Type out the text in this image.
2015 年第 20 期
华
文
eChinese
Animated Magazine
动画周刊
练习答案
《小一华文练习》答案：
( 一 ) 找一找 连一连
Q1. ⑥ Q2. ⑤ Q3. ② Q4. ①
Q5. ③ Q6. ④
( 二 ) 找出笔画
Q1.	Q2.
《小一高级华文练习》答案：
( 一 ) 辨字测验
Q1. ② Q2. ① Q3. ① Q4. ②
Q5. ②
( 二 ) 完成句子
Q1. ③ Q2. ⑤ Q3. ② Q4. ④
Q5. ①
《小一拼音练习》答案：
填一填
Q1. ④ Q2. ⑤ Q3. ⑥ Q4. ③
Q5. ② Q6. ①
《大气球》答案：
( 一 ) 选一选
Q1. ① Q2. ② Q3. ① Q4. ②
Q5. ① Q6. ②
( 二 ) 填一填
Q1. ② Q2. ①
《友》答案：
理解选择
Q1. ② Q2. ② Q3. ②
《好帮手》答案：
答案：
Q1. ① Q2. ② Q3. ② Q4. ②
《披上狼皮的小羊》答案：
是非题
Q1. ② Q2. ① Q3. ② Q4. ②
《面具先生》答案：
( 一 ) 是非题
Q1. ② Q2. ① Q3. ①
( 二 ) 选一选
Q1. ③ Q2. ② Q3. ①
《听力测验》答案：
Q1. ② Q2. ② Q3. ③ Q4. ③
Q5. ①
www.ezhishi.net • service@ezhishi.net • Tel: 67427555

++++++++++++++++++++

Repeat the material in full, exactly as it stands.

▶ Task solution
Type out the text in this image.
2015 年第 20 期
华
文
eChinese
Animated Magazine
动画周刊
练习答案
《小一华文练习》答案：
( 一 ) 找一找 连一连
Q1. ⑥ Q2. ⑤ Q3. ② Q4. ①
Q5. ③ Q6. ④
( 二 ) 找出笔画
Q1.	Q2.
《小一高级华文练习》答案：
( 一 ) 辨字测验
Q1. ② Q2. ① Q3. ① Q4. ②
Q5. ②
( 二 ) 完成句子
Q1. ③ Q2. ⑤ Q3. ② Q4. ④
Q5. ①
《小一拼音练习》答案：
填一填
Q1. ④ Q2. ⑤ Q3. ⑥ Q4. ③
Q5. ② Q6. ①
《大气球》答案：
( 一 ) 选一选
Q1. ① Q2. ② Q3. ① Q4. ②
Q5. ① Q6. ②
( 二 ) 填一填
Q1. ② Q2. ①
《友》答案：
理解选择
Q1. ② Q2. ② Q3. ②
《好帮手》答案：
答案：
Q1. ① Q2. ② Q3. ② Q4. ②
《披上狼皮的小羊》答案：
是非题
Q1. ② Q2. ① Q3. ② Q4. ②
《面具先生》答案：
( 一 ) 是非题
Q1. ② Q2. ① Q3. ①
( 二 ) 选一选
Q1. ③ Q2. ② Q3. ①
《听力测验》答案：
Q1. ② Q2. ② Q3. ③ Q4. ③
Q5. ①
www.ezhishi.net • service@ezhishi.net • Tel: 67427555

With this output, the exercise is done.